> [What to do] The records below must be written out exactly, with every picture left behind.

[Records from a collection of figures]
· · · · · · ·

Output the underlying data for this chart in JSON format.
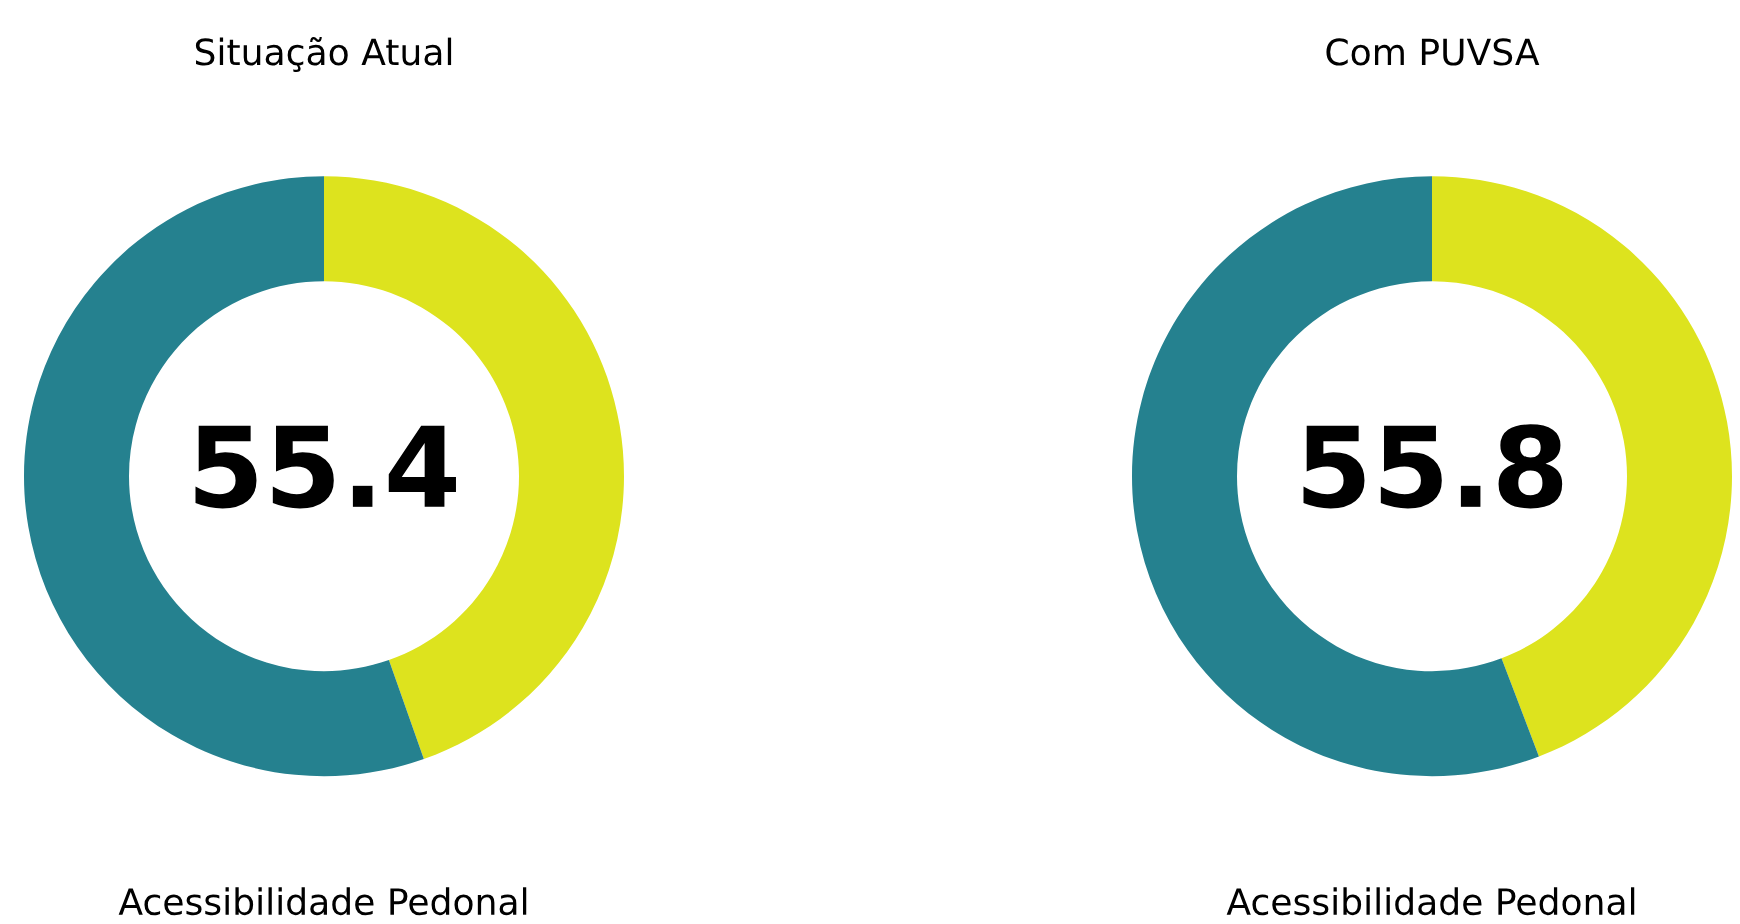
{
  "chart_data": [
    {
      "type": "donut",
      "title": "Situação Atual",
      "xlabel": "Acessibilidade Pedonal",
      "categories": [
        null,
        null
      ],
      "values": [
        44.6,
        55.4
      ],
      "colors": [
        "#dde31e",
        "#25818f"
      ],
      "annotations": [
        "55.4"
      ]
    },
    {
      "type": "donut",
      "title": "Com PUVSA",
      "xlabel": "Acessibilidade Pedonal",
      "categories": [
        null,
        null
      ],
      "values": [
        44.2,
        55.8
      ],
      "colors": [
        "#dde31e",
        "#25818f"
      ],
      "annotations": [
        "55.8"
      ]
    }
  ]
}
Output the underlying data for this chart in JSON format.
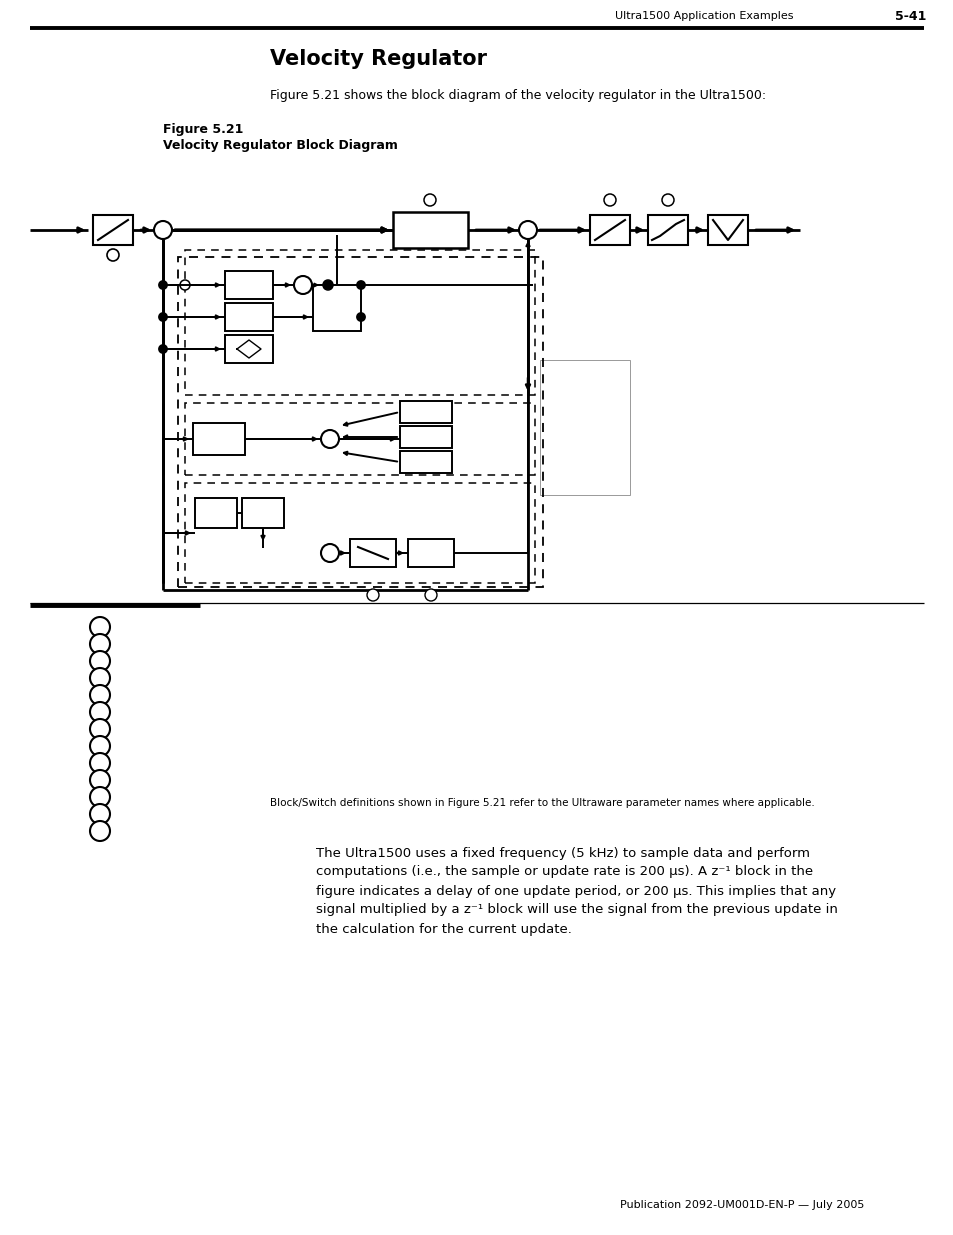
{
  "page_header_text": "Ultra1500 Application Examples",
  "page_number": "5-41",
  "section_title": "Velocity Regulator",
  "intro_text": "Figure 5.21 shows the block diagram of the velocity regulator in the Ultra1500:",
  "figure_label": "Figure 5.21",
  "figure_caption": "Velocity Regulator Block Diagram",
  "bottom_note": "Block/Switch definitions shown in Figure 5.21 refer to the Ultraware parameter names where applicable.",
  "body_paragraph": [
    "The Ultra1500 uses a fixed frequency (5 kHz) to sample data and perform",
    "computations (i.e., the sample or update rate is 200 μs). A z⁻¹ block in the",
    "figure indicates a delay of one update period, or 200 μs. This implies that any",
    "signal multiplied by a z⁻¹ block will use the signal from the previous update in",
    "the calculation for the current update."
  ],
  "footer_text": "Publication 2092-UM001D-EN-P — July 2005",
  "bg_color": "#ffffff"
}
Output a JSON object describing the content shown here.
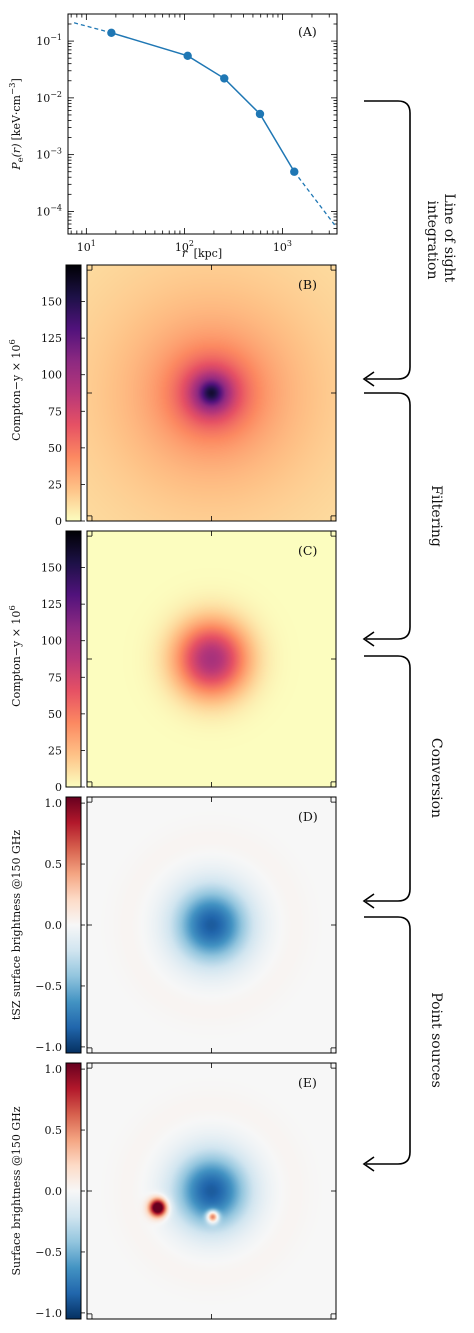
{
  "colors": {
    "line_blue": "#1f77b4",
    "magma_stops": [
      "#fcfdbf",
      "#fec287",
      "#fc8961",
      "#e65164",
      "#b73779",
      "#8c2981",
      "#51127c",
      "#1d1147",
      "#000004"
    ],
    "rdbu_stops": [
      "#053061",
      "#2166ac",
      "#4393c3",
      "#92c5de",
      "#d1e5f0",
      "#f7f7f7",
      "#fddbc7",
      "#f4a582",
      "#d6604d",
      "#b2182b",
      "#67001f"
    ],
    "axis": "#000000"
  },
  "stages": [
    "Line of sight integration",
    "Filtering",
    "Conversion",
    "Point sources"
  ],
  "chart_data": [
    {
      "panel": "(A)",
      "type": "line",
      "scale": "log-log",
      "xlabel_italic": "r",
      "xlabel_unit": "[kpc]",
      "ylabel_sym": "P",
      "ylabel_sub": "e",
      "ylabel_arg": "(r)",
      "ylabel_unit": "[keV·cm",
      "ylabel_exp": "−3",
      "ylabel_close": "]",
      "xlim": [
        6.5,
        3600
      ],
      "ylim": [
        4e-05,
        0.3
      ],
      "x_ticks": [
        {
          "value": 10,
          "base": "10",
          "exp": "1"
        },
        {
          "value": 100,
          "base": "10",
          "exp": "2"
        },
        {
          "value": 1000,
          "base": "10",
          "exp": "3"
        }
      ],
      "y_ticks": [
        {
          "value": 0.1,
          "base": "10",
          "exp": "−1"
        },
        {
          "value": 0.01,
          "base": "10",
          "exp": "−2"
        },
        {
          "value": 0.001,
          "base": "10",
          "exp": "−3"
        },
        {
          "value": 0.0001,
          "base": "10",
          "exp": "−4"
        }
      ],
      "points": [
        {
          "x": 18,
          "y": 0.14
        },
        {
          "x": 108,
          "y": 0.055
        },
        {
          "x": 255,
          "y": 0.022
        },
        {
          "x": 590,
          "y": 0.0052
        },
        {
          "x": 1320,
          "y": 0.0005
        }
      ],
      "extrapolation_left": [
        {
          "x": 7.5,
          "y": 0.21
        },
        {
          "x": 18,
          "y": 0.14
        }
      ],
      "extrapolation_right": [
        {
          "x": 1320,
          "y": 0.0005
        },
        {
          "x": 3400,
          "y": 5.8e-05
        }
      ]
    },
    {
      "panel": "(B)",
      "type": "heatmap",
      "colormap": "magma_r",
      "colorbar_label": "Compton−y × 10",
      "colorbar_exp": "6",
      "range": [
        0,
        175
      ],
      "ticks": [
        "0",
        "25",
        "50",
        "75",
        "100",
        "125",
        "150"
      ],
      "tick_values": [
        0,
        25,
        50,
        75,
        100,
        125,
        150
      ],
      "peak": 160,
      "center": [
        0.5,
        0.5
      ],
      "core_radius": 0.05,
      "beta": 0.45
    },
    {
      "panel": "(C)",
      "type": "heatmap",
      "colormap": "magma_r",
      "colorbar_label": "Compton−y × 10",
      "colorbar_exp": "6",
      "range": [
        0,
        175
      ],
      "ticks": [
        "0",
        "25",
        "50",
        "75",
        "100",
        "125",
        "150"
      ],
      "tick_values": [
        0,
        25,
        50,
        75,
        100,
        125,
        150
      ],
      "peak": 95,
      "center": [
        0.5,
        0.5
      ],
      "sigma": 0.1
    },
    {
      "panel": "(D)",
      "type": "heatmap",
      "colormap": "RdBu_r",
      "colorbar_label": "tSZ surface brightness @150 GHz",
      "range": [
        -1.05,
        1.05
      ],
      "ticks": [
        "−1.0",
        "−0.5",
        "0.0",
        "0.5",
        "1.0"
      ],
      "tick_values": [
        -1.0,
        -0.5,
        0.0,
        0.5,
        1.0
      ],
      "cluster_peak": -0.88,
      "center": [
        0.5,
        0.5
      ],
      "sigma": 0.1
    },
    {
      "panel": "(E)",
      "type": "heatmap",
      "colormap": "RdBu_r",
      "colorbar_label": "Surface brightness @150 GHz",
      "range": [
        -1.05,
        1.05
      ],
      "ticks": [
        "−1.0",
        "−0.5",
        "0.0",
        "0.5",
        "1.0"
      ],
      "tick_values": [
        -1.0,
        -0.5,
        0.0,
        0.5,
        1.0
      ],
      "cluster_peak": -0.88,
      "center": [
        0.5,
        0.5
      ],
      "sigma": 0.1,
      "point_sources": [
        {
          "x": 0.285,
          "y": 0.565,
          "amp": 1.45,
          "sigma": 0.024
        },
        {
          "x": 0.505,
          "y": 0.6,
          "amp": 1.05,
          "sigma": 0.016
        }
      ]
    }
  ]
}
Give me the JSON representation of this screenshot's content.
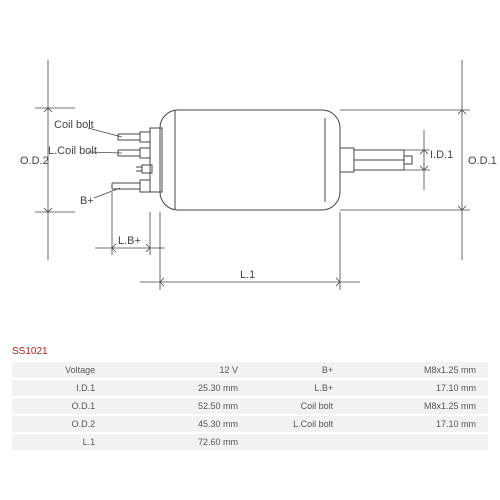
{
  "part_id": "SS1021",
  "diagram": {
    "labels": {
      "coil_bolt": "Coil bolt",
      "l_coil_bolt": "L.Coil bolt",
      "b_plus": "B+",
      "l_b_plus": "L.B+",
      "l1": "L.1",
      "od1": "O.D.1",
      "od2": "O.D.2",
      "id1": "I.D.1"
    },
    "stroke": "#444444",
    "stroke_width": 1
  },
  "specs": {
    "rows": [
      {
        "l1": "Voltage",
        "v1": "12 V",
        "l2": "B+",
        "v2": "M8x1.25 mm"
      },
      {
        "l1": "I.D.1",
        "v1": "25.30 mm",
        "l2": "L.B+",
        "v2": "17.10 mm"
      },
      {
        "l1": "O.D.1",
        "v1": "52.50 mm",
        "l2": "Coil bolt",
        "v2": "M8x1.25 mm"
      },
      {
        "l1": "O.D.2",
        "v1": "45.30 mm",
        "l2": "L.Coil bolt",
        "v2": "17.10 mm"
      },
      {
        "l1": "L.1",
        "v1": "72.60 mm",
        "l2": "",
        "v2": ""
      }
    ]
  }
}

· · · · · · ·

> [Output for this task]
Output the underlying data for this chart in JSON format.
{
  "chart_data": [
    {
      "type": "donut",
      "title": "Situação Atual",
      "xlabel": "Acessibilidade Pedonal",
      "categories": [
        null,
        null
      ],
      "values": [
        44.6,
        55.4
      ],
      "colors": [
        "#dde31e",
        "#25818f"
      ],
      "annotations": [
        "55.4"
      ]
    },
    {
      "type": "donut",
      "title": "Com PUVSA",
      "xlabel": "Acessibilidade Pedonal",
      "categories": [
        null,
        null
      ],
      "values": [
        44.2,
        55.8
      ],
      "colors": [
        "#dde31e",
        "#25818f"
      ],
      "annotations": [
        "55.8"
      ]
    }
  ]
}
Output the underlying data for this chart in JSON format.
{
  "page_header_text": "Ultra1500 Application Examples",
  "page_number": "5-41",
  "section_title": "Velocity Regulator",
  "intro_text": "Figure 5.21 shows the block diagram of the velocity regulator in the Ultra1500:",
  "figure_label": "Figure 5.21",
  "figure_caption": "Velocity Regulator Block Diagram",
  "bottom_note": "Block/Switch definitions shown in Figure 5.21 refer to the Ultraware parameter names where applicable.",
  "body_paragraph": [
    "The Ultra1500 uses a fixed frequency (5 kHz) to sample data and perform",
    "computations (i.e., the sample or update rate is 200 μs). A z⁻¹ block in the",
    "figure indicates a delay of one update period, or 200 μs. This implies that any",
    "signal multiplied by a z⁻¹ block will use the signal from the previous update in",
    "the calculation for the current update."
  ],
  "footer_text": "Publication 2092-UM001D-EN-P — July 2005",
  "bg_color": "#ffffff"
}
Output a JSON object describing the content shown here.
{
  "colors": {
    "line_blue": "#1f77b4",
    "magma_stops": [
      "#fcfdbf",
      "#fec287",
      "#fc8961",
      "#e65164",
      "#b73779",
      "#8c2981",
      "#51127c",
      "#1d1147",
      "#000004"
    ],
    "rdbu_stops": [
      "#053061",
      "#2166ac",
      "#4393c3",
      "#92c5de",
      "#d1e5f0",
      "#f7f7f7",
      "#fddbc7",
      "#f4a582",
      "#d6604d",
      "#b2182b",
      "#67001f"
    ],
    "axis": "#000000"
  },
  "stages": [
    "Line of sight integration",
    "Filtering",
    "Conversion",
    "Point sources"
  ],
  "chart_data": [
    {
      "panel": "(A)",
      "type": "line",
      "scale": "log-log",
      "xlabel_italic": "r",
      "xlabel_unit": "[kpc]",
      "ylabel_sym": "P",
      "ylabel_sub": "e",
      "ylabel_arg": "(r)",
      "ylabel_unit": "[keV·cm",
      "ylabel_exp": "−3",
      "ylabel_close": "]",
      "xlim": [
        6.5,
        3600
      ],
      "ylim": [
        4e-05,
        0.3
      ],
      "x_ticks": [
        {
          "value": 10,
          "base": "10",
          "exp": "1"
        },
        {
          "value": 100,
          "base": "10",
          "exp": "2"
        },
        {
          "value": 1000,
          "base": "10",
          "exp": "3"
        }
      ],
      "y_ticks": [
        {
          "value": 0.1,
          "base": "10",
          "exp": "−1"
        },
        {
          "value": 0.01,
          "base": "10",
          "exp": "−2"
        },
        {
          "value": 0.001,
          "base": "10",
          "exp": "−3"
        },
        {
          "value": 0.0001,
          "base": "10",
          "exp": "−4"
        }
      ],
      "points": [
        {
          "x": 18,
          "y": 0.14
        },
        {
          "x": 108,
          "y": 0.055
        },
        {
          "x": 255,
          "y": 0.022
        },
        {
          "x": 590,
          "y": 0.0052
        },
        {
          "x": 1320,
          "y": 0.0005
        }
      ],
      "extrapolation_left": [
        {
          "x": 7.5,
          "y": 0.21
        },
        {
          "x": 18,
          "y": 0.14
        }
      ],
      "extrapolation_right": [
        {
          "x": 1320,
          "y": 0.0005
        },
        {
          "x": 3400,
          "y": 5.8e-05
        }
      ]
    },
    {
      "panel": "(B)",
      "type": "heatmap",
      "colormap": "magma_r",
      "colorbar_label": "Compton−y × 10",
      "colorbar_exp": "6",
      "range": [
        0,
        175
      ],
      "ticks": [
        "0",
        "25",
        "50",
        "75",
        "100",
        "125",
        "150"
      ],
      "tick_values": [
        0,
        25,
        50,
        75,
        100,
        125,
        150
      ],
      "peak": 160,
      "center": [
        0.5,
        0.5
      ],
      "core_radius": 0.05,
      "beta": 0.45
    },
    {
      "panel": "(C)",
      "type": "heatmap",
      "colormap": "magma_r",
      "colorbar_label": "Compton−y × 10",
      "colorbar_exp": "6",
      "range": [
        0,
        175
      ],
      "ticks": [
        "0",
        "25",
        "50",
        "75",
        "100",
        "125",
        "150"
      ],
      "tick_values": [
        0,
        25,
        50,
        75,
        100,
        125,
        150
      ],
      "peak": 95,
      "center": [
        0.5,
        0.5
      ],
      "sigma": 0.1
    },
    {
      "panel": "(D)",
      "type": "heatmap",
      "colormap": "RdBu_r",
      "colorbar_label": "tSZ surface brightness @150 GHz",
      "range": [
        -1.05,
        1.05
      ],
      "ticks": [
        "−1.0",
        "−0.5",
        "0.0",
        "0.5",
        "1.0"
      ],
      "tick_values": [
        -1.0,
        -0.5,
        0.0,
        0.5,
        1.0
      ],
      "cluster_peak": -0.88,
      "center": [
        0.5,
        0.5
      ],
      "sigma": 0.1
    },
    {
      "panel": "(E)",
      "type": "heatmap",
      "colormap": "RdBu_r",
      "colorbar_label": "Surface brightness @150 GHz",
      "range": [
        -1.05,
        1.05
      ],
      "ticks": [
        "−1.0",
        "−0.5",
        "0.0",
        "0.5",
        "1.0"
      ],
      "tick_values": [
        -1.0,
        -0.5,
        0.0,
        0.5,
        1.0
      ],
      "cluster_peak": -0.88,
      "center": [
        0.5,
        0.5
      ],
      "sigma": 0.1,
      "point_sources": [
        {
          "x": 0.285,
          "y": 0.565,
          "amp": 1.45,
          "sigma": 0.024
        },
        {
          "x": 0.505,
          "y": 0.6,
          "amp": 1.05,
          "sigma": 0.016
        }
      ]
    }
  ]
}
Give me the JSON representation of this screenshot's content.
{
  "part_id": "SS1021",
  "diagram": {
    "labels": {
      "coil_bolt": "Coil bolt",
      "l_coil_bolt": "L.Coil bolt",
      "b_plus": "B+",
      "l_b_plus": "L.B+",
      "l1": "L.1",
      "od1": "O.D.1",
      "od2": "O.D.2",
      "id1": "I.D.1"
    },
    "stroke": "#444444",
    "stroke_width": 1
  },
  "specs": {
    "rows": [
      {
        "l1": "Voltage",
        "v1": "12 V",
        "l2": "B+",
        "v2": "M8x1.25 mm"
      },
      {
        "l1": "I.D.1",
        "v1": "25.30 mm",
        "l2": "L.B+",
        "v2": "17.10 mm"
      },
      {
        "l1": "O.D.1",
        "v1": "52.50 mm",
        "l2": "Coil bolt",
        "v2": "M8x1.25 mm"
      },
      {
        "l1": "O.D.2",
        "v1": "45.30 mm",
        "l2": "L.Coil bolt",
        "v2": "17.10 mm"
      },
      {
        "l1": "L.1",
        "v1": "72.60 mm",
        "l2": "",
        "v2": ""
      }
    ]
  }
}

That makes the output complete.